> **What the task requires**:
The records below are to be quoted in full; please keep every word exact.

> **Entries shown**:
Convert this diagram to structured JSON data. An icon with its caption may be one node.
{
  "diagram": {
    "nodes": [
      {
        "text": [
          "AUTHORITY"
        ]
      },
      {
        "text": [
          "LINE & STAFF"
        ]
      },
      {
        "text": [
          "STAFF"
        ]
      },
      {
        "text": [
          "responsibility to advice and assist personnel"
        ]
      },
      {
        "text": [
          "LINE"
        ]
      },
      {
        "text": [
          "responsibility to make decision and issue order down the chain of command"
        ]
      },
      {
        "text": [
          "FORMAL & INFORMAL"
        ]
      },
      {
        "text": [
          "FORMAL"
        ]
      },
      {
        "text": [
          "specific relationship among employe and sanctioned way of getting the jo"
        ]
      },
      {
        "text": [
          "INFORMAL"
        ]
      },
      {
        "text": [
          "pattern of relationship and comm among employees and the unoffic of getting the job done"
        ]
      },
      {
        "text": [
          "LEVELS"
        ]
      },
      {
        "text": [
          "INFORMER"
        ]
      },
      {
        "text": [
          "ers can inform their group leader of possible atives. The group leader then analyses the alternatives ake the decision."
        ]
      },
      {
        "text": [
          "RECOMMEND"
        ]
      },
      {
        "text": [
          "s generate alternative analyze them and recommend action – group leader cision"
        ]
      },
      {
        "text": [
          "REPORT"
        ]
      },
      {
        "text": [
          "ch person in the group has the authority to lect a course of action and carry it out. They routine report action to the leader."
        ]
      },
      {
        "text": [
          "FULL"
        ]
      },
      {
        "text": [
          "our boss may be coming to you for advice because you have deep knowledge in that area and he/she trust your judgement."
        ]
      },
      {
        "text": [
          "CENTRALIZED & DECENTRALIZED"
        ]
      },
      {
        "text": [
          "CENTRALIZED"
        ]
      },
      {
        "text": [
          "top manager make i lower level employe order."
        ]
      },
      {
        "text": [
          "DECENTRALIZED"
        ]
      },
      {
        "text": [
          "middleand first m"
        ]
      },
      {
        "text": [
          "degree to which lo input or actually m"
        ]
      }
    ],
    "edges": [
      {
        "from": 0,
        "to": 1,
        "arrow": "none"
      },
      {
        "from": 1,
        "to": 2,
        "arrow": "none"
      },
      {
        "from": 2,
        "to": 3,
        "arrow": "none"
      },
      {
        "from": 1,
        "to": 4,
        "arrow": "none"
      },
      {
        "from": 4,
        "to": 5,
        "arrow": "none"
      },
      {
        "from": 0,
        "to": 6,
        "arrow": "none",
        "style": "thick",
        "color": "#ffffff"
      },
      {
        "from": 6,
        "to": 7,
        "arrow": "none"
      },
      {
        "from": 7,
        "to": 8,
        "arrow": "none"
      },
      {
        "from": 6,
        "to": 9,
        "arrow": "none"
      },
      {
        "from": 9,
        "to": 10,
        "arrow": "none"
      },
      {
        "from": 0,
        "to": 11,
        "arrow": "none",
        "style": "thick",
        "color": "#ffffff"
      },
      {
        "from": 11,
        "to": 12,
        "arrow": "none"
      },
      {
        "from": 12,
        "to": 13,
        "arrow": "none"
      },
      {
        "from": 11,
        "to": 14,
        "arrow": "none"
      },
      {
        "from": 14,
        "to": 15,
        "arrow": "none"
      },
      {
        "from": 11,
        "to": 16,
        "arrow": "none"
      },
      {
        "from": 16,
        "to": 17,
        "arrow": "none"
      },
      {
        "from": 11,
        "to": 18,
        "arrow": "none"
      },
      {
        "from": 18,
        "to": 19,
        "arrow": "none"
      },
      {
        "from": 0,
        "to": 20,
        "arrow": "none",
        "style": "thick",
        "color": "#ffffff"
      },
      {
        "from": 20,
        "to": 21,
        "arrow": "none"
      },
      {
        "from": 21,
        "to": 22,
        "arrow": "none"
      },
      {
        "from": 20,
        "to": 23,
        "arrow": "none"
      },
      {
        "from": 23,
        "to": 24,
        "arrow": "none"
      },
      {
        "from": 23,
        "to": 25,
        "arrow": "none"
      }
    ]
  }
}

> **Exercise response**:
Convert this diagram to structured JSON data. An icon with its caption may be one node.
{
  "diagram": {
    "nodes": [
      {
        "text": [
          "AUTHORITY"
        ]
      },
      {
        "text": [
          "LINE & STAFF"
        ]
      },
      {
        "text": [
          "STAFF"
        ]
      },
      {
        "text": [
          "responsibility to advice and assist personnel"
        ]
      },
      {
        "text": [
          "LINE"
        ]
      },
      {
        "text": [
          "responsibility to make decision and issue order down the chain of command"
        ]
      },
      {
        "text": [
          "FORMAL & INFORMAL"
        ]
      },
      {
        "text": [
          "FORMAL"
        ]
      },
      {
        "text": [
          "specific relationship among employe and sanctioned way of getting the jo"
        ]
      },
      {
        "text": [
          "INFORMAL"
        ]
      },
      {
        "text": [
          "pattern of relationship and comm among employees and the unoffic of getting the job done"
        ]
      },
      {
        "text": [
          "LEVELS"
        ]
      },
      {
        "text": [
          "INFORMER"
        ]
      },
      {
        "text": [
          "ers can inform their group leader of possible atives. The group leader then analyses the alternatives ake the decision."
        ]
      },
      {
        "text": [
          "RECOMMEND"
        ]
      },
      {
        "text": [
          "s generate alternative analyze them and recommend action – group leader cision"
        ]
      },
      {
        "text": [
          "REPORT"
        ]
      },
      {
        "text": [
          "ch person in the group has the authority to lect a course of action and carry it out. They routine report action to the leader."
        ]
      },
      {
        "text": [
          "FULL"
        ]
      },
      {
        "text": [
          "our boss may be coming to you for advice because you have deep knowledge in that area and he/she trust your judgement."
        ]
      },
      {
        "text": [
          "CENTRALIZED & DECENTRALIZED"
        ]
      },
      {
        "text": [
          "CENTRALIZED"
        ]
      },
      {
        "text": [
          "top manager make i lower level employe order."
        ]
      },
      {
        "text": [
          "DECENTRALIZED"
        ]
      },
      {
        "text": [
          "middleand first m"
        ]
      },
      {
        "text": [
          "degree to which lo input or actually m"
        ]
      }
    ],
    "edges": [
      {
        "from": 0,
        "to": 1,
        "arrow": "none"
      },
      {
        "from": 1,
        "to": 2,
        "arrow": "none"
      },
      {
        "from": 2,
        "to": 3,
        "arrow": "none"
      },
      {
        "from": 1,
        "to": 4,
        "arrow": "none"
      },
      {
        "from": 4,
        "to": 5,
        "arrow": "none"
      },
      {
        "from": 0,
        "to": 6,
        "arrow": "none",
        "style": "thick",
        "color": "#ffffff"
      },
      {
        "from": 6,
        "to": 7,
        "arrow": "none"
      },
      {
        "from": 7,
        "to": 8,
        "arrow": "none"
      },
      {
        "from": 6,
        "to": 9,
        "arrow": "none"
      },
      {
        "from": 9,
        "to": 10,
        "arrow": "none"
      },
      {
        "from": 0,
        "to": 11,
        "arrow": "none",
        "style": "thick",
        "color": "#ffffff"
      },
      {
        "from": 11,
        "to": 12,
        "arrow": "none"
      },
      {
        "from": 12,
        "to": 13,
        "arrow": "none"
      },
      {
        "from": 11,
        "to": 14,
        "arrow": "none"
      },
      {
        "from": 14,
        "to": 15,
        "arrow": "none"
      },
      {
        "from": 11,
        "to": 16,
        "arrow": "none"
      },
      {
        "from": 16,
        "to": 17,
        "arrow": "none"
      },
      {
        "from": 11,
        "to": 18,
        "arrow": "none"
      },
      {
        "from": 18,
        "to": 19,
        "arrow": "none"
      },
      {
        "from": 0,
        "to": 20,
        "arrow": "none",
        "style": "thick",
        "color": "#ffffff"
      },
      {
        "from": 20,
        "to": 21,
        "arrow": "none"
      },
      {
        "from": 21,
        "to": 22,
        "arrow": "none"
      },
      {
        "from": 20,
        "to": 23,
        "arrow": "none"
      },
      {
        "from": 23,
        "to": 24,
        "arrow": "none"
      },
      {
        "from": 23,
        "to": 25,
        "arrow": "none"
      }
    ]
  }
}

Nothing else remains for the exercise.